[START Source document]
# Layout Progress



## inxy (Dec 10, 2010)

Slowly but surely. Taken ten months to get to this point. Lost most of the summer with no ac in the garage.

The start









Road work and dry lake bed









Housing an cars added









Closer up views




























Street lights and landscaping next.

B


----------



## tjcruiser (Jan 10, 2010)

Sh*t ... I think I nearly fried my computer by drooling into my keyboard so much. Wow ... that's right up my tinplate alley. I love those buildings, and that track is sweeeeetttt! The "extra" ties look great. I'm jealous, of course ... my little setup is O27 ... I wish I had O, like you.

What's the deal with the roadway, though? You have a '70's Austin Powers shag carpet thing going on there!  Just teasing a bit, of course ... you're the boss/king, of course. Do be careful (on a serious note) of having the carpet fibers get sucked up into the loco motor at the crossings ... not a good idea.

Cheers,

TJ


----------



## inxy (Dec 10, 2010)

The road is ballast and is supposed to resemble a cinder/gravel road. Hard to tell that from the photos. I placed cut down rubber ties between the rails at the crossings. 

Total cost of the buildings is under $150. Took about five months to find them at bargain prices.

B


----------



## tankist (Jun 11, 2009)

can't see pictures from work 
this is a placeholder for myself to look later at home


----------



## inxy (Dec 10, 2010)

Added some lights and start of ballasting and landscaping




























B


----------



## inxy (Dec 10, 2010)

More trees and shrubs added. Next is grass, dirt, some rocks and more people.





































B


----------



## seabilliau (Dec 12, 2011)

I really like your houses. Where did you find them? I'm looking for something similiar but not sure where to look.


----------



## inxy (Dec 10, 2010)

Ebay - run a search under "Lionel prewar" or "O scale buildings". They are listed every so often. Current prices range from $50 to over $100. Over a four month period I found in mine, average cost per house is under $65.

B


----------



## tjcruiser (Jan 10, 2010)

That big red one (mansion) with the green roof is spectacular. It oozes "tinplate" theme!

TJ


----------



## Massey (Apr 16, 2011)

Nice looking layout.

I also just noticed the large piece of glass outside the door. Is that a table top? and if so did it have 5 other pieces of rectangular glass that made up it's legs held together with 4 little brass clamps?

Massey


----------



## inxy (Dec 10, 2010)

Just call me the tinplate man. The red mansion looks better in the pic than in reality. A couple buckets of paint and a long weekend would do wonders for it. Way down the road I'm thinking of a paint job but my problem with that it will no longer be original. As there anything on the market for coating the building to slow rusting and further deterioration but destroying the value of the building ?
[END Source document]
[START Provided information]
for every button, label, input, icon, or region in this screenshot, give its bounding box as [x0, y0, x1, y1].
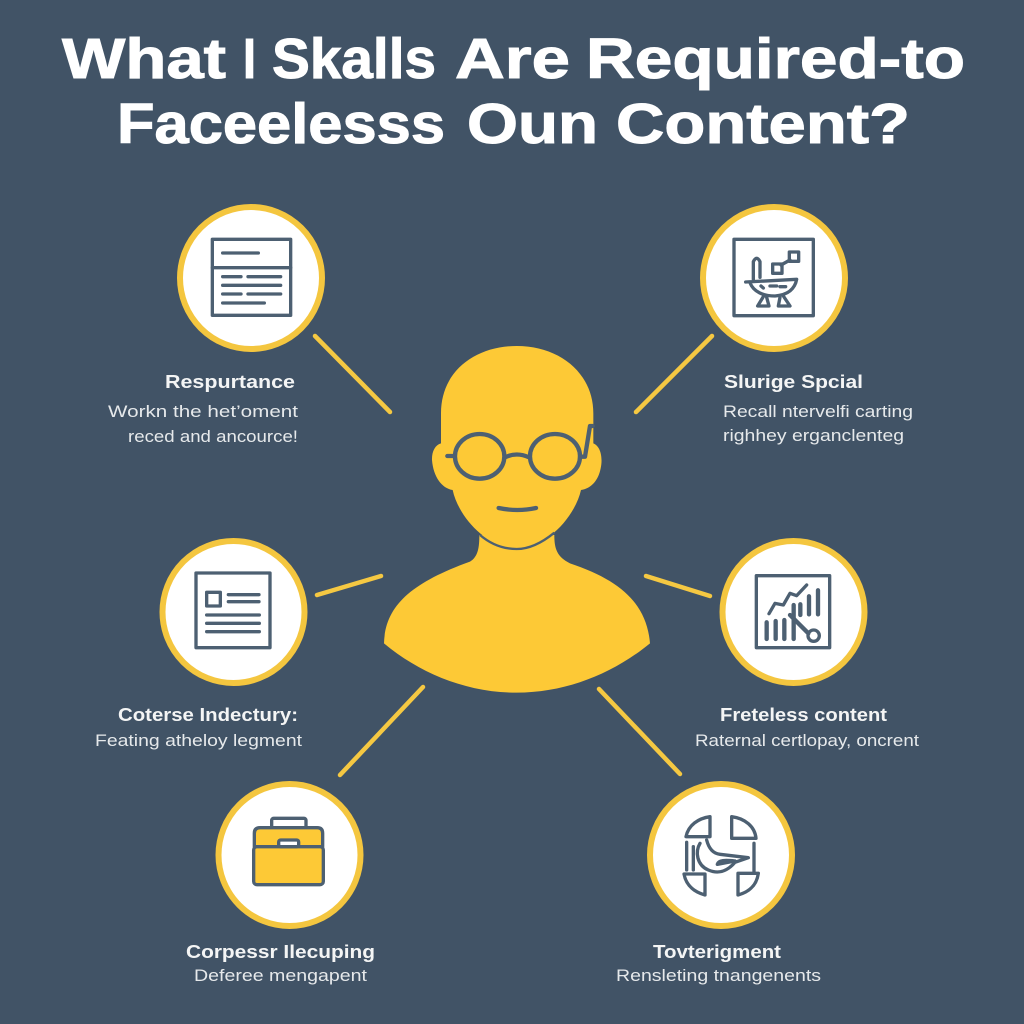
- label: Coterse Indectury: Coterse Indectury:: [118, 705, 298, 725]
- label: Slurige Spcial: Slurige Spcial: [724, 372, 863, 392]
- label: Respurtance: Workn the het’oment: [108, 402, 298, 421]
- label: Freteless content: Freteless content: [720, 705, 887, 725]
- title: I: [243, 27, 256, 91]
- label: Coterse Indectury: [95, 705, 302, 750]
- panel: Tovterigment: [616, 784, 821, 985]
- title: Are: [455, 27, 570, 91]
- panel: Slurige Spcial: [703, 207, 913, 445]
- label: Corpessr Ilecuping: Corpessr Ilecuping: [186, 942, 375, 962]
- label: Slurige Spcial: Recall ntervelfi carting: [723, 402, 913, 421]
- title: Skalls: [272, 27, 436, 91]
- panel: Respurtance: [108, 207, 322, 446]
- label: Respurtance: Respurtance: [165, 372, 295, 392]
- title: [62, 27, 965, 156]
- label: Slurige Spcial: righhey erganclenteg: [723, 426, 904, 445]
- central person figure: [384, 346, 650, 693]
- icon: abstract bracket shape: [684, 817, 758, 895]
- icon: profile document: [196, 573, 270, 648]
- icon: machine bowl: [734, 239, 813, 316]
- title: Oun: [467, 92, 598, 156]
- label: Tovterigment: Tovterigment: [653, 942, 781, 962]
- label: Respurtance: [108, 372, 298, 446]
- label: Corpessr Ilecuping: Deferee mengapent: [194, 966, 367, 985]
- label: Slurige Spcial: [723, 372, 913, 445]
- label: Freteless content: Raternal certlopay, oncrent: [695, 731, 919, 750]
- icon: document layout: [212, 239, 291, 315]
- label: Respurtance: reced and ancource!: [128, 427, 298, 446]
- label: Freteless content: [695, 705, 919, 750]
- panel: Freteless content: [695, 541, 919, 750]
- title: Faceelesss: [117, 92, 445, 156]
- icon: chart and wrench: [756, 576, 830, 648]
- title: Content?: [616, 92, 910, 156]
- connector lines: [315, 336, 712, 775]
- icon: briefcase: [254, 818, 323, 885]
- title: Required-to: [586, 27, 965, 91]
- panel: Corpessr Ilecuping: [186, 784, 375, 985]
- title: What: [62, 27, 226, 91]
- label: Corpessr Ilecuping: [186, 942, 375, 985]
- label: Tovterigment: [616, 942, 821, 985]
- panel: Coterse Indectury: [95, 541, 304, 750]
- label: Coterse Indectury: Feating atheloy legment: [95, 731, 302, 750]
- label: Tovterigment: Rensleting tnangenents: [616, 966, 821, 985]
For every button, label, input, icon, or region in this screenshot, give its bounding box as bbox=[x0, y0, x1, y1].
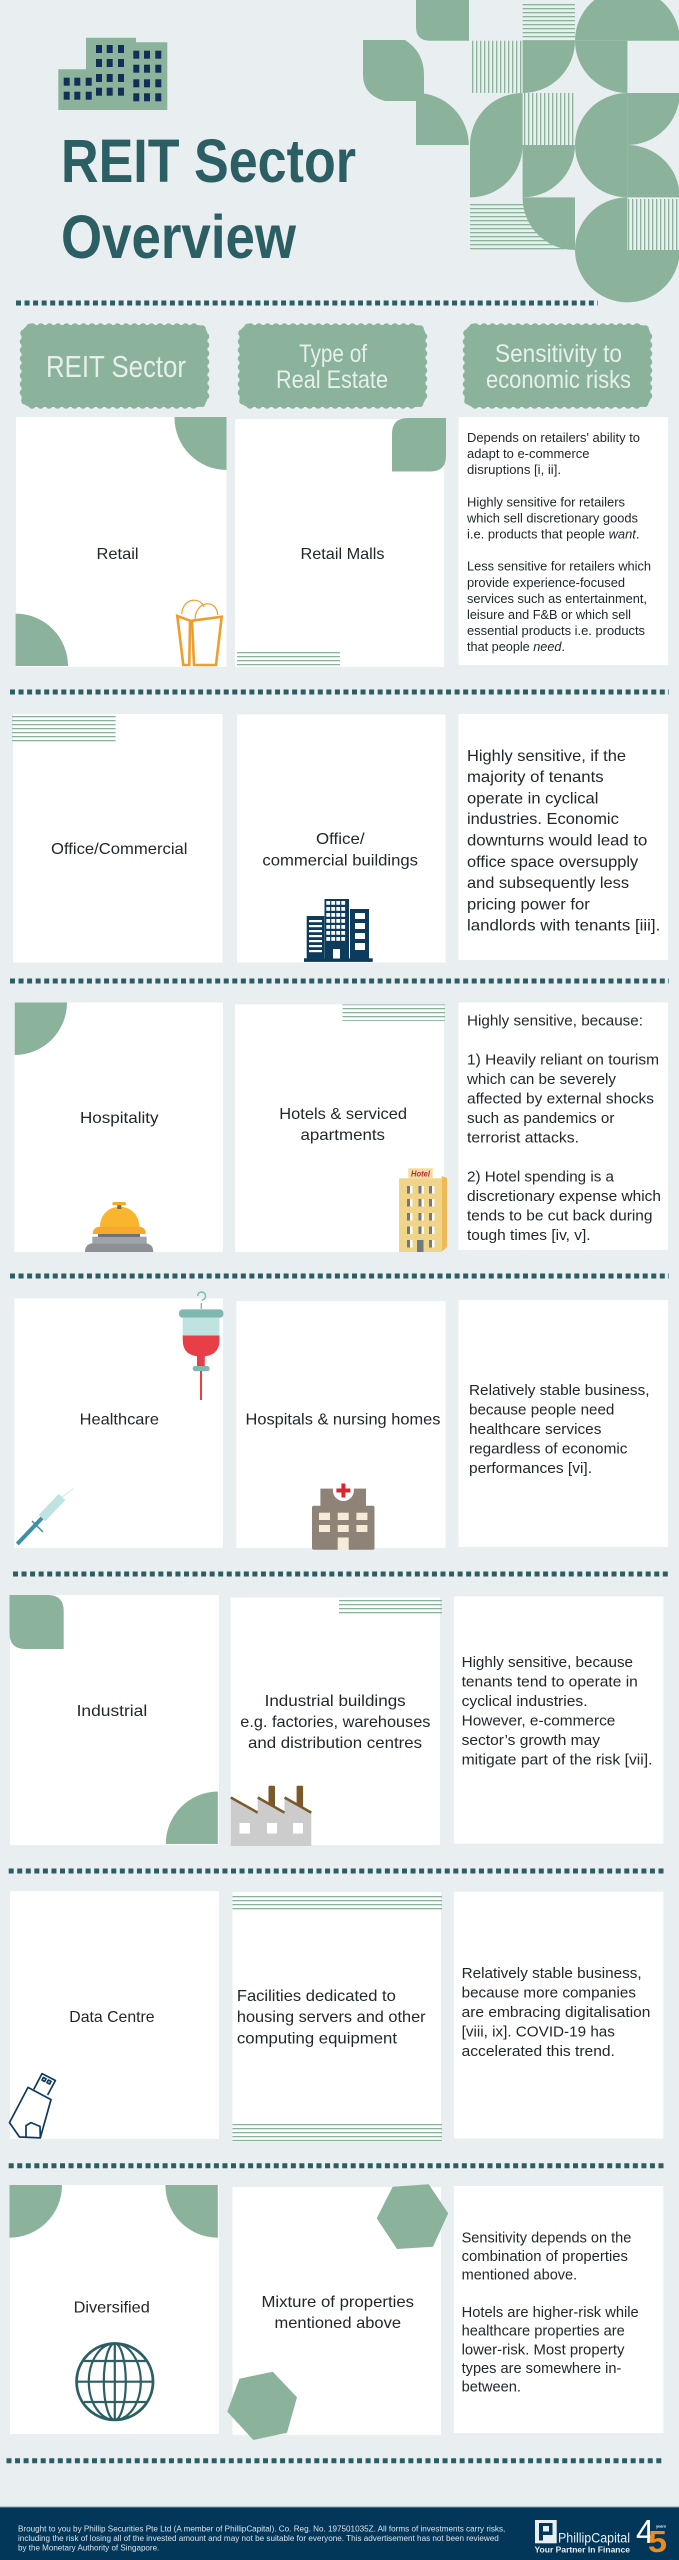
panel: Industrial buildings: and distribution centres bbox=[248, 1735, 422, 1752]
[END Provided information]
*The exercise*
Reproduce word for word the part of the layout thread starting at "Sh*t ... I think" and ending at "a good idea.".

*Output below*
Sh*t ... I think I nearly fried my computer by drooling into my keyboard so much. Wow ... that's right up my tinplate alley. I love those buildings, and that track is sweeeeetttt! The "extra" ties look great. I'm jealous, of course ... my little setup is O27 ... I wish I had O, like you.

What's the deal with the roadway, though? You have a '70's Austin Powers shag carpet thing going on there!  Just teasing a bit, of course ... you're the boss/king, of course. Do be careful (on a serious note) of having the carpet fibers get sucked up into the loco motor at the crossings ... not a good idea.